» GIVEN TASK
Make an exact copy of the lines below.

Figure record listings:
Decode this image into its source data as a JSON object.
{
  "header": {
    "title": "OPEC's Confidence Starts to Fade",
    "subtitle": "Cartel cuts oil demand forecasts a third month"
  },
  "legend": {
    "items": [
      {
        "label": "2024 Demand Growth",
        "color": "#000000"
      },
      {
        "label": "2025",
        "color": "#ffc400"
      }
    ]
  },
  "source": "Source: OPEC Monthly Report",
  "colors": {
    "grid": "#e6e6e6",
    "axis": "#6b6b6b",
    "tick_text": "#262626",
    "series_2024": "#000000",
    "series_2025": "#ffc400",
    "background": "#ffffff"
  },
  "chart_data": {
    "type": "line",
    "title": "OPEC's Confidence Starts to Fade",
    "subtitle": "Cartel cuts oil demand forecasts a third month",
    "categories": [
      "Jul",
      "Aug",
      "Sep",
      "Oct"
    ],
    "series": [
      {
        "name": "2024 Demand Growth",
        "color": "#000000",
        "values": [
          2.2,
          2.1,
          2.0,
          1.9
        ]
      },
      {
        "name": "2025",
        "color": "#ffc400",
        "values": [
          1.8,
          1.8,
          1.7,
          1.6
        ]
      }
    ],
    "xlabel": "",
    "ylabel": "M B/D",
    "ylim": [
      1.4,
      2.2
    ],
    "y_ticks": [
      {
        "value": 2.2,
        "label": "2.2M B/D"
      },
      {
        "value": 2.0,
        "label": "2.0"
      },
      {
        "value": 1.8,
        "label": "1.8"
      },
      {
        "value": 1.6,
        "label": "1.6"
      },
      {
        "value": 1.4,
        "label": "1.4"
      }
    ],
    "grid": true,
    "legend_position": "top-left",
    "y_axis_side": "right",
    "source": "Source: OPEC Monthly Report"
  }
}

» WORKED ANSWER
Decode this image into its source data as a JSON object.
{
  "header": {
    "title": "OPEC's Confidence Starts to Fade",
    "subtitle": "Cartel cuts oil demand forecasts a third month"
  },
  "legend": {
    "items": [
      {
        "label": "2024 Demand Growth",
        "color": "#000000"
      },
      {
        "label": "2025",
        "color": "#ffc400"
      }
    ]
  },
  "source": "Source: OPEC Monthly Report",
  "colors": {
    "grid": "#e6e6e6",
    "axis": "#6b6b6b",
    "tick_text": "#262626",
    "series_2024": "#000000",
    "series_2025": "#ffc400",
    "background": "#ffffff"
  },
  "chart_data": {
    "type": "line",
    "title": "OPEC's Confidence Starts to Fade",
    "subtitle": "Cartel cuts oil demand forecasts a third month",
    "categories": [
      "Jul",
      "Aug",
      "Sep",
      "Oct"
    ],
    "series": [
      {
        "name": "2024 Demand Growth",
        "color": "#000000",
        "values": [
          2.2,
          2.1,
          2.0,
          1.9
        ]
      },
      {
        "name": "2025",
        "color": "#ffc400",
        "values": [
          1.8,
          1.8,
          1.7,
          1.6
        ]
      }
    ],
    "xlabel": "",
    "ylabel": "M B/D",
    "ylim": [
      1.4,
      2.2
    ],
    "y_ticks": [
      {
        "value": 2.2,
        "label": "2.2M B/D"
      },
      {
        "value": 2.0,
        "label": "2.0"
      },
      {
        "value": 1.8,
        "label": "1.8"
      },
      {
        "value": 1.6,
        "label": "1.6"
      },
      {
        "value": 1.4,
        "label": "1.4"
      }
    ],
    "grid": true,
    "legend_position": "top-left",
    "y_axis_side": "right",
    "source": "Source: OPEC Monthly Report"
  }
}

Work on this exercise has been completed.